** Goal **
Where the data below has the string "South", return the whole line.

— START Dataset records —

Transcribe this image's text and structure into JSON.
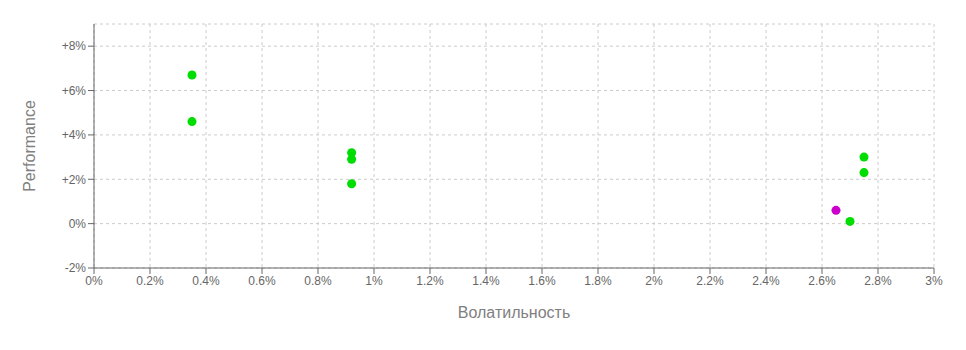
{
  "chart_data": {
    "type": "scatter",
    "xlabel": "Волатильность",
    "ylabel": "Performance",
    "xlim": [
      0.0,
      0.03
    ],
    "ylim": [
      -0.02,
      0.09
    ],
    "xticks": [
      {
        "value": 0.0,
        "label": "0%"
      },
      {
        "value": 0.002,
        "label": "0.2%"
      },
      {
        "value": 0.004,
        "label": "0.4%"
      },
      {
        "value": 0.006,
        "label": "0.6%"
      },
      {
        "value": 0.008,
        "label": "0.8%"
      },
      {
        "value": 0.01,
        "label": "1%"
      },
      {
        "value": 0.012,
        "label": "1.2%"
      },
      {
        "value": 0.014,
        "label": "1.4%"
      },
      {
        "value": 0.016,
        "label": "1.6%"
      },
      {
        "value": 0.018,
        "label": "1.8%"
      },
      {
        "value": 0.02,
        "label": "2%"
      },
      {
        "value": 0.022,
        "label": "2.2%"
      },
      {
        "value": 0.024,
        "label": "2.4%"
      },
      {
        "value": 0.026,
        "label": "2.6%"
      },
      {
        "value": 0.028,
        "label": "2.8%"
      },
      {
        "value": 0.03,
        "label": "3%"
      }
    ],
    "yticks": [
      {
        "value": -0.02,
        "label": "-2%"
      },
      {
        "value": 0.0,
        "label": "0%"
      },
      {
        "value": 0.02,
        "label": "+2%"
      },
      {
        "value": 0.04,
        "label": "+4%"
      },
      {
        "value": 0.06,
        "label": "+6%"
      },
      {
        "value": 0.08,
        "label": "+8%"
      }
    ],
    "grid": true,
    "series": [
      {
        "color": "#00dd00",
        "x": [
          0.0035,
          0.0035,
          0.0092,
          0.0092,
          0.0092,
          0.0275,
          0.0275,
          0.027
        ],
        "values": [
          0.067,
          0.046,
          0.032,
          0.029,
          0.018,
          0.03,
          0.023,
          0.001
        ]
      },
      {
        "color": "#cc00cc",
        "x": [
          0.0265
        ],
        "values": [
          0.006
        ]
      }
    ]
  }
}
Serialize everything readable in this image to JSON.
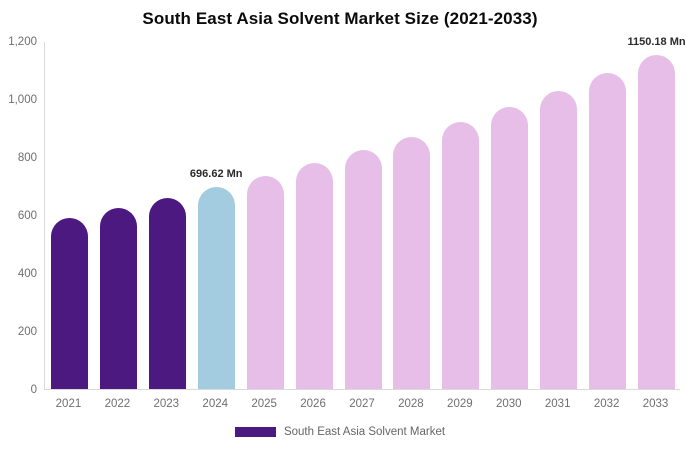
{
  "chart_data": {
    "type": "bar",
    "title": "South East Asia Solvent Market Size (2021-2033)",
    "categories": [
      "2021",
      "2022",
      "2023",
      "2024",
      "2025",
      "2026",
      "2027",
      "2028",
      "2029",
      "2030",
      "2031",
      "2032",
      "2033"
    ],
    "values": [
      589,
      623,
      659,
      696.62,
      736,
      779,
      823,
      870,
      920,
      973,
      1029,
      1088,
      1150.18
    ],
    "value_unit": "Mn",
    "bar_roles": [
      "historical",
      "historical",
      "historical",
      "current",
      "forecast",
      "forecast",
      "forecast",
      "forecast",
      "forecast",
      "forecast",
      "forecast",
      "forecast",
      "forecast"
    ],
    "colors": {
      "historical": "#4B1980",
      "current": "#A4CCE1",
      "forecast": "#E6BEE8"
    },
    "data_labels": [
      {
        "index": 3,
        "text": "696.62 Mn"
      },
      {
        "index": 12,
        "text": "1150.18 Mn"
      }
    ],
    "y_axis": {
      "min": 0,
      "max": 1200,
      "ticks": [
        {
          "value": 0,
          "label": "0"
        },
        {
          "value": 200,
          "label": "200"
        },
        {
          "value": 400,
          "label": "400"
        },
        {
          "value": 600,
          "label": "600"
        },
        {
          "value": 800,
          "label": "800"
        },
        {
          "value": 1000,
          "label": "1,000"
        },
        {
          "value": 1200,
          "label": "1,200"
        }
      ]
    },
    "grid": false,
    "legend_position": "bottom",
    "legend": {
      "items": [
        {
          "label": "South East Asia Solvent Market",
          "color": "#4B1980"
        }
      ]
    },
    "style": {
      "axis_line_color": "#d9d9d9",
      "tick_label_color": "#6f6f6f",
      "data_label_color": "#2b2b2b",
      "background": "#ffffff"
    }
  }
}
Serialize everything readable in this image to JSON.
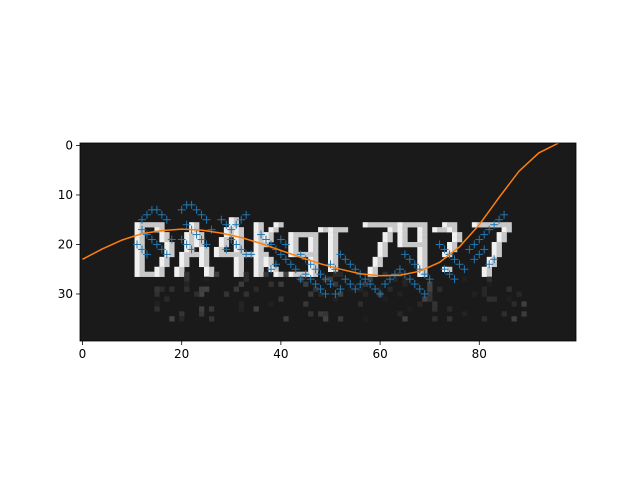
{
  "chart_data": {
    "type": "scatter",
    "title": "",
    "xlabel": "",
    "ylabel": "",
    "xlim": [
      -0.5,
      99.5
    ],
    "ylim": [
      39.5,
      -0.5
    ],
    "y_axis_inverted": true,
    "grid": false,
    "legend": "none",
    "x_ticks": [
      0,
      20,
      40,
      60,
      80
    ],
    "y_ticks": [
      0,
      10,
      20,
      30
    ],
    "background_image": {
      "description_kind": "grayscale captcha bitmap",
      "text": "DA4KgI79?7",
      "width": 100,
      "height": 40,
      "background_gray": "#1a1a1a",
      "text_color": "#f0f0f0"
    },
    "colors": {
      "markers": "#1f77b4",
      "curve": "#ff7f0e"
    },
    "marker_style": "plus",
    "series": [
      {
        "type": "scatter",
        "points": [
          [
            12,
            15
          ],
          [
            13,
            14
          ],
          [
            14,
            13
          ],
          [
            15,
            13
          ],
          [
            16,
            14
          ],
          [
            17,
            15
          ],
          [
            12,
            17
          ],
          [
            13,
            18
          ],
          [
            14,
            19
          ],
          [
            15,
            20
          ],
          [
            16,
            21
          ],
          [
            17,
            22
          ],
          [
            18,
            19
          ],
          [
            11,
            20
          ],
          [
            12,
            21
          ],
          [
            13,
            22
          ],
          [
            20,
            13
          ],
          [
            21,
            12
          ],
          [
            22,
            12
          ],
          [
            23,
            13
          ],
          [
            24,
            14
          ],
          [
            25,
            15
          ],
          [
            21,
            16
          ],
          [
            22,
            17
          ],
          [
            23,
            18
          ],
          [
            24,
            19
          ],
          [
            25,
            20
          ],
          [
            20,
            19
          ],
          [
            21,
            20
          ],
          [
            22,
            21
          ],
          [
            26,
            17
          ],
          [
            28,
            15
          ],
          [
            29,
            16
          ],
          [
            30,
            17
          ],
          [
            31,
            16
          ],
          [
            32,
            15
          ],
          [
            33,
            14
          ],
          [
            30,
            19
          ],
          [
            31,
            20
          ],
          [
            32,
            21
          ],
          [
            29,
            21
          ],
          [
            33,
            22
          ],
          [
            34,
            22
          ],
          [
            36,
            18
          ],
          [
            37,
            19
          ],
          [
            38,
            20
          ],
          [
            39,
            21
          ],
          [
            40,
            22
          ],
          [
            41,
            23
          ],
          [
            42,
            24
          ],
          [
            43,
            25
          ],
          [
            40,
            19
          ],
          [
            39,
            24
          ],
          [
            38,
            25
          ],
          [
            41,
            20
          ],
          [
            44,
            22
          ],
          [
            45,
            23
          ],
          [
            46,
            24
          ],
          [
            47,
            25
          ],
          [
            48,
            26
          ],
          [
            49,
            27
          ],
          [
            50,
            28
          ],
          [
            45,
            26
          ],
          [
            46,
            27
          ],
          [
            47,
            28
          ],
          [
            48,
            29
          ],
          [
            49,
            30
          ],
          [
            44,
            27
          ],
          [
            50,
            24
          ],
          [
            51,
            25
          ],
          [
            52,
            22
          ],
          [
            53,
            23
          ],
          [
            54,
            24
          ],
          [
            55,
            25
          ],
          [
            56,
            26
          ],
          [
            53,
            27
          ],
          [
            54,
            28
          ],
          [
            52,
            29
          ],
          [
            51,
            30
          ],
          [
            55,
            29
          ],
          [
            56,
            28
          ],
          [
            57,
            27
          ],
          [
            58,
            28
          ],
          [
            59,
            29
          ],
          [
            60,
            30
          ],
          [
            61,
            28
          ],
          [
            62,
            27
          ],
          [
            63,
            26
          ],
          [
            64,
            25
          ],
          [
            65,
            22
          ],
          [
            66,
            23
          ],
          [
            67,
            24
          ],
          [
            68,
            25
          ],
          [
            69,
            26
          ],
          [
            70,
            27
          ],
          [
            65,
            26
          ],
          [
            66,
            27
          ],
          [
            67,
            28
          ],
          [
            68,
            29
          ],
          [
            69,
            30
          ],
          [
            72,
            20
          ],
          [
            73,
            21
          ],
          [
            74,
            22
          ],
          [
            75,
            23
          ],
          [
            76,
            24
          ],
          [
            77,
            25
          ],
          [
            74,
            26
          ],
          [
            75,
            27
          ],
          [
            73,
            25
          ],
          [
            78,
            21
          ],
          [
            79,
            20
          ],
          [
            80,
            19
          ],
          [
            81,
            18
          ],
          [
            82,
            17
          ],
          [
            83,
            16
          ],
          [
            84,
            15
          ],
          [
            85,
            14
          ],
          [
            79,
            23
          ],
          [
            80,
            22
          ],
          [
            81,
            21
          ],
          [
            82,
            24
          ],
          [
            83,
            23
          ]
        ]
      },
      {
        "type": "line",
        "curve_type": "polynomial",
        "x": [
          0,
          4,
          8,
          12,
          16,
          20,
          24,
          28,
          32,
          36,
          40,
          44,
          48,
          52,
          56,
          60,
          64,
          68,
          72,
          76,
          80,
          84,
          88,
          92,
          96
        ],
        "y": [
          23.0,
          20.9,
          19.1,
          17.8,
          17.2,
          16.9,
          17.1,
          17.7,
          18.6,
          19.8,
          21.2,
          22.6,
          23.9,
          25.0,
          25.9,
          26.3,
          26.2,
          25.4,
          23.6,
          20.5,
          16.0,
          10.5,
          5.2,
          1.5,
          -0.5
        ]
      }
    ]
  }
}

— END Dataset records —

** Reply **
    "title": "South East Asia Solvent Market Size (2021-2033)",
          "label": "South East Asia Solvent Market",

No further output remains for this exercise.